:: SELECTED EXTRACT ::
◆ ◆ ◆ ◆ ◆ ◆ ◆
Brave Writer Podcast: Natural Stages of Growth as a Home Educator
In Brave Writer we talk a lot about the natural stages of growth for young writers, which help parents place their children and figure reasonable expectations. Today we’re looking at the natural stages of development for homeschool instructors.
If you are a home educating parent, this is made for you – and if you are married to someone who is not a home educating parent, this may serve as a helpful guide for them. Even if your spouse is not on the exact same journey, it is valuable for them to understand the unique journey you’re undertaking.
Stage 1 – Jumping In!
Quite often, home educators jump into homeschooling without any formal training. We’re drawn to the notion of bonded family, participating in our children’s firsts, and the idea that we can provide something better or different than the school system… but we don’t necessarily know what the heck we’re doing!
At this point, the blossoming home educator is probably going to be quite enthusiastic about their new decision, and this is contrasted by little to no change in your children. Your children didn’t make a big decision to get excited about – they are just living their lives.
This stage may last anywhere from 6-12 months, no matter what ages your kids are.
Stage 2 – Playing School
Your excitement might have carried you over a number of obstacles during your first year, but eventually the reality of homeschool starts to set in – it’s hard.
Some things that you thought worked easily may not feel so easy this year, or you may feel more resistance from your children.
As a result, many home educators fall back on what they know; they create a miniature school, including a classroom setup, strict schedule, and familiar education curriculum.
Ultimately, though, you will stumble upon a homeschooling truth: school has different properties than home. School is about groups, instructors, schedules, curriculum, expectations, standards, and pressure. Home is where you get away from all that.
Our home schools have to suit the properties of home for them to feel natural.
Stage 3 – Following the “Method”
After we get exhausted with playing school, we start exploring philosophies of education that help us do a better job of being at home, while still providing a good education.
And there are quite a number of popular methods, including Classical, Unschooling, Eclectic, Charlotte Mason, and even Brave Writer.
There is nothing wrong, at all, with adopting a new methodology, especially for a season. Experience the method, allow yourself to be taught by it, and indulge fully if it appeals to you.
When you’re at this stage, as you start thinking about different educational models, you’re actually training your brain and educating yourself as a home educator.
◆ ◆ ◆ ◆ ◆ ◆ ◆
:: INFORMATION SHOWN ::
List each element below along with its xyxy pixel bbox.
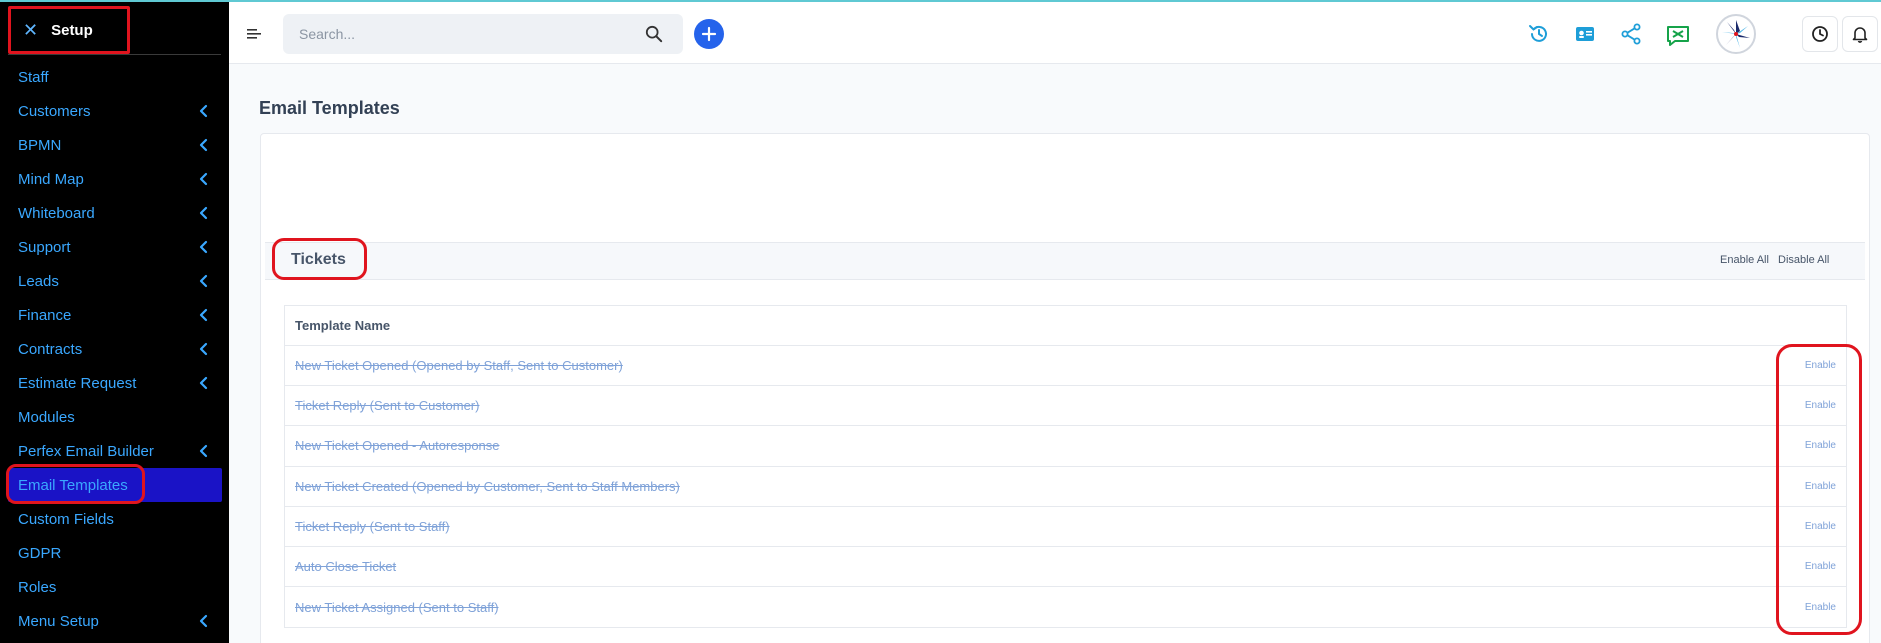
◆ ◆ ◆ ◆ ◆ ◆ ◆
:: GOAL ::
In the podcast text on the stages of growth for home educators, how long can the first stage last?

:: WRITTEN RESPONSE ::
Anywhere from 6 to 12 months, no matter what ages the children are.